Provided data =

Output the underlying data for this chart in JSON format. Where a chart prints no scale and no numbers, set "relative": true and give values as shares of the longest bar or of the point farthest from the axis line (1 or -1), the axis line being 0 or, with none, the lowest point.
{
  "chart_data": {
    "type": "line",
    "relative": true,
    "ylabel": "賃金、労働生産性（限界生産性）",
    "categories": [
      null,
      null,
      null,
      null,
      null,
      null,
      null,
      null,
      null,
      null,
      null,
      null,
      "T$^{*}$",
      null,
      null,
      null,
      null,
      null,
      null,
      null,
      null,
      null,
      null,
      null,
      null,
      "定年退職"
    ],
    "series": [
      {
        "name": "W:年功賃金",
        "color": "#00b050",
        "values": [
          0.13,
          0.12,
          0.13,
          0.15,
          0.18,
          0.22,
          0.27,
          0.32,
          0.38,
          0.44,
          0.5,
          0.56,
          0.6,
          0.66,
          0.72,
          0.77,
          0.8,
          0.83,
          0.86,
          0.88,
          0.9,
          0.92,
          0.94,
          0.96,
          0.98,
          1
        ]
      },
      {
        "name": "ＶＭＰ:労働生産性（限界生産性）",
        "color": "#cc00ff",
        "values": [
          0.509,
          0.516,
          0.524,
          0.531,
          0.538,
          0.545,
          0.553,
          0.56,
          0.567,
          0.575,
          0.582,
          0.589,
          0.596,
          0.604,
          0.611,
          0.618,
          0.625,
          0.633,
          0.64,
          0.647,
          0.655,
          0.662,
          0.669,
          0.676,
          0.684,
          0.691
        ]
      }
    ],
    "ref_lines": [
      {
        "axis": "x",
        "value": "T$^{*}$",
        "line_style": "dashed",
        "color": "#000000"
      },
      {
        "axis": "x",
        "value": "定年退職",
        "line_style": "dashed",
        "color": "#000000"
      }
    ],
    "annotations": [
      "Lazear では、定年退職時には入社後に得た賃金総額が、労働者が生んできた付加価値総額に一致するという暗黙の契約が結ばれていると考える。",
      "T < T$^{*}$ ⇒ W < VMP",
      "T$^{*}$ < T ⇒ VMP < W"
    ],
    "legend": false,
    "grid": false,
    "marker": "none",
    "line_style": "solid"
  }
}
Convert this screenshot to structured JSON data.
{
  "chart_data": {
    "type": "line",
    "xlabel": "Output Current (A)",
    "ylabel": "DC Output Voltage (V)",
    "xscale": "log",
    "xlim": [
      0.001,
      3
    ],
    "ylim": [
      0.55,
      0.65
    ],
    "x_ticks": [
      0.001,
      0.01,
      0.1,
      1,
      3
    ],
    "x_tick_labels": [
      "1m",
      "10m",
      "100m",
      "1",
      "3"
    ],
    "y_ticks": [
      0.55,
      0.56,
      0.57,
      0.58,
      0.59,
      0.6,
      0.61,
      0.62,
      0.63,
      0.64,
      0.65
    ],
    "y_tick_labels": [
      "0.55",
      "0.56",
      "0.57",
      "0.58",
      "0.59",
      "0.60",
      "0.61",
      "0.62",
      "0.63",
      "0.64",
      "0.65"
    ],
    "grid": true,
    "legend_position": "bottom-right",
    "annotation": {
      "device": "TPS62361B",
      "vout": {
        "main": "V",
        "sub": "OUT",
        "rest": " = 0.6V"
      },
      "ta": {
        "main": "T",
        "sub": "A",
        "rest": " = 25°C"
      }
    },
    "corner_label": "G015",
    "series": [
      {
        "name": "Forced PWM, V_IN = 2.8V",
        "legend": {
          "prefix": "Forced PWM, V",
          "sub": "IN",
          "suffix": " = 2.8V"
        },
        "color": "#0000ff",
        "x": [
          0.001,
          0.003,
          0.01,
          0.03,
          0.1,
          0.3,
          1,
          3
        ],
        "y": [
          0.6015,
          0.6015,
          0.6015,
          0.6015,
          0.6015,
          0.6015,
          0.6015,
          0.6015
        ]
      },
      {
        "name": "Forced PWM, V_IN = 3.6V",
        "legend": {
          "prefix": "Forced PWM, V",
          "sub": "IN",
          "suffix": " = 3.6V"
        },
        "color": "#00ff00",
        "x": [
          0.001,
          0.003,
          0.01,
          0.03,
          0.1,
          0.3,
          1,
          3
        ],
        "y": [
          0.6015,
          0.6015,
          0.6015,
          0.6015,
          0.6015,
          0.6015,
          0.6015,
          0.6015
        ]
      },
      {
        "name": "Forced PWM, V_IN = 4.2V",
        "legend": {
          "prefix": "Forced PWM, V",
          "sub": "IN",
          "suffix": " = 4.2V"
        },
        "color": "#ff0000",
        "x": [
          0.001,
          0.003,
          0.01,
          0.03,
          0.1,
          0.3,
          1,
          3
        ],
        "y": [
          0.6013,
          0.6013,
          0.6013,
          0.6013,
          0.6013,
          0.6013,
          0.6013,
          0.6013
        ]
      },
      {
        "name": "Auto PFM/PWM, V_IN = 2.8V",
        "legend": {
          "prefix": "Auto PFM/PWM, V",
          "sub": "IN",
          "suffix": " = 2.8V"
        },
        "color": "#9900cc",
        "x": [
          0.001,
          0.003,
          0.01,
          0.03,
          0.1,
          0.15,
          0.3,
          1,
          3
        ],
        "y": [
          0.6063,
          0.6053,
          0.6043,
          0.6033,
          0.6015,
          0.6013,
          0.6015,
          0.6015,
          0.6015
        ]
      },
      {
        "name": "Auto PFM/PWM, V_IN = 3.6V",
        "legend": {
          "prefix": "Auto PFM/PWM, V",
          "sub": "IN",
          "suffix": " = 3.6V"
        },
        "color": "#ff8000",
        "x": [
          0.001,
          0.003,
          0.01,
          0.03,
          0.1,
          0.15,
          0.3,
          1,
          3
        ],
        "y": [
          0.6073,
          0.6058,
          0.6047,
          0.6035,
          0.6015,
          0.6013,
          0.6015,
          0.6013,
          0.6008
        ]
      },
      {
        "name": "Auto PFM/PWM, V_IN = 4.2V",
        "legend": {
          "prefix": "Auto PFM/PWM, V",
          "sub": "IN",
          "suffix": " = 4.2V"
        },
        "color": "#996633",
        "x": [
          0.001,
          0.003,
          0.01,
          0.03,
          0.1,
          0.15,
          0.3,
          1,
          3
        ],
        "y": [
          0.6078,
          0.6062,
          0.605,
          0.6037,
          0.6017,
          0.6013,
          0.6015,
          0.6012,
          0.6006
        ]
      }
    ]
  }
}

Exercise objective =
Copy out every line from the data above that has "color" in it.

Solution =
        "color": "#00b050",
        "color": "#cc00ff",
        "color": "#000000"
        "color": "#000000"
        "color": "#0000ff",
        "color": "#00ff00",
        "color": "#ff0000",
        "color": "#9900cc",
        "color": "#ff8000",
        "color": "#996633",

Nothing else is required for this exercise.